• Goal:
Search the material for the word "Обществознание" and report each line where it turns up.

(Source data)
───
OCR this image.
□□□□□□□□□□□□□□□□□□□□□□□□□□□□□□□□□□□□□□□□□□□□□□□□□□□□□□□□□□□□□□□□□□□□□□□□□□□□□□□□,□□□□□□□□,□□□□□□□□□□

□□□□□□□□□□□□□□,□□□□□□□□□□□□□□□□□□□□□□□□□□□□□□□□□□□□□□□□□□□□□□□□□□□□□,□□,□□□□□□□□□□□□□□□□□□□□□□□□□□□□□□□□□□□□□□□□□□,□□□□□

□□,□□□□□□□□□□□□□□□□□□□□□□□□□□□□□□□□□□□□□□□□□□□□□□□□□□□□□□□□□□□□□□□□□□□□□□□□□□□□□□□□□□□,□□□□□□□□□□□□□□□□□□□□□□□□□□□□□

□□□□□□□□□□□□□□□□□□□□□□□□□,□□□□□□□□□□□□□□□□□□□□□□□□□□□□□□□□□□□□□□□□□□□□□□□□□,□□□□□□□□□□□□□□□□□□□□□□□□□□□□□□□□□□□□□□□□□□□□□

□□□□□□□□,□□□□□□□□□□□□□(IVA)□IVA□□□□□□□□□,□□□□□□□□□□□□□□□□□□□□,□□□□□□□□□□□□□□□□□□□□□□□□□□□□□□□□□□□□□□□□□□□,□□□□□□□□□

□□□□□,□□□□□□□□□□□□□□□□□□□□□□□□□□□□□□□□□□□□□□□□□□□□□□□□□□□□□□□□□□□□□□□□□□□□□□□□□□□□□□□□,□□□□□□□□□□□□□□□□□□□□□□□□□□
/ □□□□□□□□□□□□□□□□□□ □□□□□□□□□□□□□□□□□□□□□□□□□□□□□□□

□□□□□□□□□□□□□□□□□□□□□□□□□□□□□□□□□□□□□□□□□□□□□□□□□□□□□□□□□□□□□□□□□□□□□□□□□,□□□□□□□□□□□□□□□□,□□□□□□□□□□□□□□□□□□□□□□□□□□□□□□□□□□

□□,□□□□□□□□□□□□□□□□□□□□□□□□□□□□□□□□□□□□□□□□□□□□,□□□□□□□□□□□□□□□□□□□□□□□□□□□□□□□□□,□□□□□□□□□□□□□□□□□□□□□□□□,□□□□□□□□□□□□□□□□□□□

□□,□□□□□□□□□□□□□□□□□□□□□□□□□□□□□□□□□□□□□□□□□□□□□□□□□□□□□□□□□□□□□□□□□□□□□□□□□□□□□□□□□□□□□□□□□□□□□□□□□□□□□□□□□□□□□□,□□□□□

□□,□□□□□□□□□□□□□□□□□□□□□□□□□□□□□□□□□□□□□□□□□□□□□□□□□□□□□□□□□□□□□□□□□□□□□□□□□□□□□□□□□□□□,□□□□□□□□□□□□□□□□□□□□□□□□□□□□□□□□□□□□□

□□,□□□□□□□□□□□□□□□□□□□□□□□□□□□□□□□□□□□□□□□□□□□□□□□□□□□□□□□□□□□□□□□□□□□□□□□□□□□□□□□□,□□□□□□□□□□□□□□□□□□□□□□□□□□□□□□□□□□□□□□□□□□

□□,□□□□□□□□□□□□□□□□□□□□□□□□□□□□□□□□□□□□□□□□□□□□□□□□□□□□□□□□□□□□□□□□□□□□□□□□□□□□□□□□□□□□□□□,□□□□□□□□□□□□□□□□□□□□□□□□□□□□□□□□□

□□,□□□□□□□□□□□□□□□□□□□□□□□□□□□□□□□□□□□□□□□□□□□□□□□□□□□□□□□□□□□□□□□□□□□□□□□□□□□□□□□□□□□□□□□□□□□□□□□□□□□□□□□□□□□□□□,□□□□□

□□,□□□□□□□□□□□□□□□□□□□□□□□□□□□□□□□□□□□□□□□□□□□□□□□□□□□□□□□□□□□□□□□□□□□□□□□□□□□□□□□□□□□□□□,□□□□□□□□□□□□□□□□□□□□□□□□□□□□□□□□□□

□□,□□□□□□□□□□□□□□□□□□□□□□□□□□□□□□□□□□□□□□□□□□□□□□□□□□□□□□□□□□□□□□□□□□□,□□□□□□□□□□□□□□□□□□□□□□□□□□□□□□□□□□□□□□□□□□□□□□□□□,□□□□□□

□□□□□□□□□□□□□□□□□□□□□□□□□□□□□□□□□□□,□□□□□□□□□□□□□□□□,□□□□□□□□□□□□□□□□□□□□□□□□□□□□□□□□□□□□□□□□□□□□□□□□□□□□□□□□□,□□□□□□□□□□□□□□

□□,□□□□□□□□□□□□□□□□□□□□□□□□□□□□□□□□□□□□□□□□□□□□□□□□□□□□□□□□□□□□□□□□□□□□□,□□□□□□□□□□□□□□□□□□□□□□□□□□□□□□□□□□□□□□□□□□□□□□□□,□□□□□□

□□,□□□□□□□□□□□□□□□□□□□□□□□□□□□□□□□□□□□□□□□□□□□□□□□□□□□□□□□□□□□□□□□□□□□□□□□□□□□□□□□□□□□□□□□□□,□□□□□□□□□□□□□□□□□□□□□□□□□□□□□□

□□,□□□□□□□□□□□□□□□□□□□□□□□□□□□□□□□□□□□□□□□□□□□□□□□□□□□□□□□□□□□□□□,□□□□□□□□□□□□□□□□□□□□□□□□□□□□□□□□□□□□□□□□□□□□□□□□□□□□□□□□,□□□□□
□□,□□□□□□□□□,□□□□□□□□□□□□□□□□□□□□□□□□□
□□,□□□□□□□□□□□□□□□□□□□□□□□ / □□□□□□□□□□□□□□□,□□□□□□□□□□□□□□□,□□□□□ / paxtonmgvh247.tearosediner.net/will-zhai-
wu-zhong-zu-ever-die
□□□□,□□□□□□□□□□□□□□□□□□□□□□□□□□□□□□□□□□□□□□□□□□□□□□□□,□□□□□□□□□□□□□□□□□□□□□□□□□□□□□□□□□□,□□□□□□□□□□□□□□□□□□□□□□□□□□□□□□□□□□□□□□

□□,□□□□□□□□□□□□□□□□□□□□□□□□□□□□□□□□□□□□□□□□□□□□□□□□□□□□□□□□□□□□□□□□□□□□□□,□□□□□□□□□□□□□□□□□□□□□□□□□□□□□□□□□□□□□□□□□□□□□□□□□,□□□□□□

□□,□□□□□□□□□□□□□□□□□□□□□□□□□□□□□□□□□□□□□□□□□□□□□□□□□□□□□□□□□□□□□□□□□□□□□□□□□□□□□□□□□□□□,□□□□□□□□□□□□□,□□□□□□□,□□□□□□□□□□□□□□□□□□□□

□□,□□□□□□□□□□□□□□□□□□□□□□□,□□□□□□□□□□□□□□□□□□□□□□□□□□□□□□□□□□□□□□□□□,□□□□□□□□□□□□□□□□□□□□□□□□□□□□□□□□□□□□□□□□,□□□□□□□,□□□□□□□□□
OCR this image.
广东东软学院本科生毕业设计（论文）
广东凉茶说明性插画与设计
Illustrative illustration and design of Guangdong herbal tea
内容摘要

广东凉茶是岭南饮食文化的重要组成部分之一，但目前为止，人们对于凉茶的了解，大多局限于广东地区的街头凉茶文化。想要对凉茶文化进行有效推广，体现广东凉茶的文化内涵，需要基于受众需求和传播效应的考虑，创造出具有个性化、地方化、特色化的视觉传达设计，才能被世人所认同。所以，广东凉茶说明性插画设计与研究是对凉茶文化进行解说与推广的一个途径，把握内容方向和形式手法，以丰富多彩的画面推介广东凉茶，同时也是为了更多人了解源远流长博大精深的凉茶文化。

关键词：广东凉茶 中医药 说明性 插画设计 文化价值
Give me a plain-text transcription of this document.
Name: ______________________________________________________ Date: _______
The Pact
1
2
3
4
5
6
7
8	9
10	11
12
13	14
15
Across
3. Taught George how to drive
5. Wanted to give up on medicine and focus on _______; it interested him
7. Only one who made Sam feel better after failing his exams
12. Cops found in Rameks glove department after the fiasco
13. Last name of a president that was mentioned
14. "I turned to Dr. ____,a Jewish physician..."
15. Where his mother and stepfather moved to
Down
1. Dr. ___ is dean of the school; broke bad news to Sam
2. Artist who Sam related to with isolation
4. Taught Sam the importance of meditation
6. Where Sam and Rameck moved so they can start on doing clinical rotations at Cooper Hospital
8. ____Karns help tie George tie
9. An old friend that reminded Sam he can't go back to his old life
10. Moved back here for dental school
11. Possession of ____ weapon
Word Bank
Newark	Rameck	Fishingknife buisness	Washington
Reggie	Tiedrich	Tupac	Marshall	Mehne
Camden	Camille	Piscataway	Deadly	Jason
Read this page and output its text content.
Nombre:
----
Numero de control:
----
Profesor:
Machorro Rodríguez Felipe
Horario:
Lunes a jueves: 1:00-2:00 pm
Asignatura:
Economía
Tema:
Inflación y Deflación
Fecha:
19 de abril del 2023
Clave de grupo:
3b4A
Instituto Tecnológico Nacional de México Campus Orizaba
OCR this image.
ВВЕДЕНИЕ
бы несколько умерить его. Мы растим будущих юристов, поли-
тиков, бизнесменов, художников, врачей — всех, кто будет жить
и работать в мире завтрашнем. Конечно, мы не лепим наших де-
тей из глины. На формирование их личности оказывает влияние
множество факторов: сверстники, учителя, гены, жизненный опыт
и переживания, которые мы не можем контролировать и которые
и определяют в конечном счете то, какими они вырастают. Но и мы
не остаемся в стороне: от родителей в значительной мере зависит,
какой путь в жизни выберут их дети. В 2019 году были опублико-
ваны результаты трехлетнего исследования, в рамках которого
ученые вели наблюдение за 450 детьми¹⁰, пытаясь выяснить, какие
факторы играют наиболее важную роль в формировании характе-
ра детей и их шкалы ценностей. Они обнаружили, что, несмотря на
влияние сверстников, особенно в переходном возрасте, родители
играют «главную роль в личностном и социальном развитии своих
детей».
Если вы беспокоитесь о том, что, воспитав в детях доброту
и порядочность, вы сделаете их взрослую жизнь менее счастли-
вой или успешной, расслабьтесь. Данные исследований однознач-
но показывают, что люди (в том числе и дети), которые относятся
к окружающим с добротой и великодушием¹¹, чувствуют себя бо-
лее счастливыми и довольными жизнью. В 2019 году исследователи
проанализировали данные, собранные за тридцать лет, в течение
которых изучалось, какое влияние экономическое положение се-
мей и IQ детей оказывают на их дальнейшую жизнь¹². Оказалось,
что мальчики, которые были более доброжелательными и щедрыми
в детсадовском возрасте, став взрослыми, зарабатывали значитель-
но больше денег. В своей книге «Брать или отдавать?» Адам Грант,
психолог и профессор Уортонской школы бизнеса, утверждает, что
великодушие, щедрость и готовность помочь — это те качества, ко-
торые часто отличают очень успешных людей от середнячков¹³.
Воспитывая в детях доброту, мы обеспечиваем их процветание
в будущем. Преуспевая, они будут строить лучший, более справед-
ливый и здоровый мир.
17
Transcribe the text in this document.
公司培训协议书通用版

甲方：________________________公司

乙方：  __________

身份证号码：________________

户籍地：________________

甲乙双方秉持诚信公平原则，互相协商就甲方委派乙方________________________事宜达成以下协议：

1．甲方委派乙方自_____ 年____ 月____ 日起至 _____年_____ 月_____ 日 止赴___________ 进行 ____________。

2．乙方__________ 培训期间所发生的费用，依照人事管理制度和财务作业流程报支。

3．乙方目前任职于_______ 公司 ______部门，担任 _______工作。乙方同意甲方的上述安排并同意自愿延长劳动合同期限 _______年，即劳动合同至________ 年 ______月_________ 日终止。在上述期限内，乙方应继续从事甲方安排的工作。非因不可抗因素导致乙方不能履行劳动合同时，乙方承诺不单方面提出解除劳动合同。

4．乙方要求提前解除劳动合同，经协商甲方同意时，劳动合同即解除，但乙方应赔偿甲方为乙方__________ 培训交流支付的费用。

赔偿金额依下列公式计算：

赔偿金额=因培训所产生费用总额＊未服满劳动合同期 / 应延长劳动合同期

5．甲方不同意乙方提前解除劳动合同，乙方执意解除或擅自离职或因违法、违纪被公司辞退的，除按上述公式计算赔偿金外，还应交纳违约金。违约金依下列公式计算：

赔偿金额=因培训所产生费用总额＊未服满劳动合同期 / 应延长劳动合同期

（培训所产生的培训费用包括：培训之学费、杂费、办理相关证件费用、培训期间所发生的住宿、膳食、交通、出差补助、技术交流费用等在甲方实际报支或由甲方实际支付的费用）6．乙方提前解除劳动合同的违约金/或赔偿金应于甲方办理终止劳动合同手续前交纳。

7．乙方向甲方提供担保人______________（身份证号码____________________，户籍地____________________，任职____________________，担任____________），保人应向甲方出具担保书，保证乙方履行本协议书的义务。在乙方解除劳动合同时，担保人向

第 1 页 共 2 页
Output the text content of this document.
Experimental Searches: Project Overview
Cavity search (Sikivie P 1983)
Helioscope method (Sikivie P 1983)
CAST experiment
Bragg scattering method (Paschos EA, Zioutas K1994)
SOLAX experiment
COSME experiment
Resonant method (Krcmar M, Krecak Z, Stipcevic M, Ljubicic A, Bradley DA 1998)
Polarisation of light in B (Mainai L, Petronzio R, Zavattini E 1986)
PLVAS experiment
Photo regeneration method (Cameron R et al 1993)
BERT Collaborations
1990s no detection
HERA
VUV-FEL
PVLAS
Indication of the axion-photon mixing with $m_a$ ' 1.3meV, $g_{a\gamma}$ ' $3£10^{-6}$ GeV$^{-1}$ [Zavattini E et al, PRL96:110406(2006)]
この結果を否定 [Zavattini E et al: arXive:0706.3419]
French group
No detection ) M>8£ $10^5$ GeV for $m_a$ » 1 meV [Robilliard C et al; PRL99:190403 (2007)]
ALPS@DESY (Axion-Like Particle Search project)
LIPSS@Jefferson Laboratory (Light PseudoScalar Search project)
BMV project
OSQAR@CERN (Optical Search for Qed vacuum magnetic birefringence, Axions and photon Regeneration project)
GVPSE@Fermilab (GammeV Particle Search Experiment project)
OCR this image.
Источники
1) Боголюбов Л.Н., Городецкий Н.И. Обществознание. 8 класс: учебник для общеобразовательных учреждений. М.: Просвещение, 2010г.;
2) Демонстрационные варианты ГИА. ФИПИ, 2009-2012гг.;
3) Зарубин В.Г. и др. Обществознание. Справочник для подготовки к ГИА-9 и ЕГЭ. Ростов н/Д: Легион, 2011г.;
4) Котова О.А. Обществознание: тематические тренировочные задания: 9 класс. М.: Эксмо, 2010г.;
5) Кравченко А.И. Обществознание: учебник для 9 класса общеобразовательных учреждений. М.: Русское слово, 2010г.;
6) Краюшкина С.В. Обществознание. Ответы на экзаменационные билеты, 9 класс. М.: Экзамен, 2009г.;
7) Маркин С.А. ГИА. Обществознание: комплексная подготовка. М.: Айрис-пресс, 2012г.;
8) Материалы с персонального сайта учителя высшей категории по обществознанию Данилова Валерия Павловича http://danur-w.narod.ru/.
───
• Answer to the task:
1) Боголюбов Л.Н., Городецкий Н.И. Обществознание. 8 класс: учебник для общеобразовательных учреждений. М.: Просвещение, 2010г.;
3) Зарубин В.Г. и др. Обществознание. Справочник для подготовки к ГИА-9 и ЕГЭ. Ростов н/Д: Легион, 2011г.;
4) Котова О.А. Обществознание: тематические тренировочные задания: 9 класс. М.: Эксмо, 2010г.;
5) Кравченко А.И. Обществознание: учебник для 9 класса общеобразовательных учреждений. М.: Русское слово, 2010г.;
6) Краюшкина С.В. Обществознание. Ответы на экзаменационные билеты, 9 класс. М.: Экзамен, 2009г.;
7) Маркин С.А. ГИА. Обществознание: комплексная подготовка. М.: Айрис-пресс, 2012г.;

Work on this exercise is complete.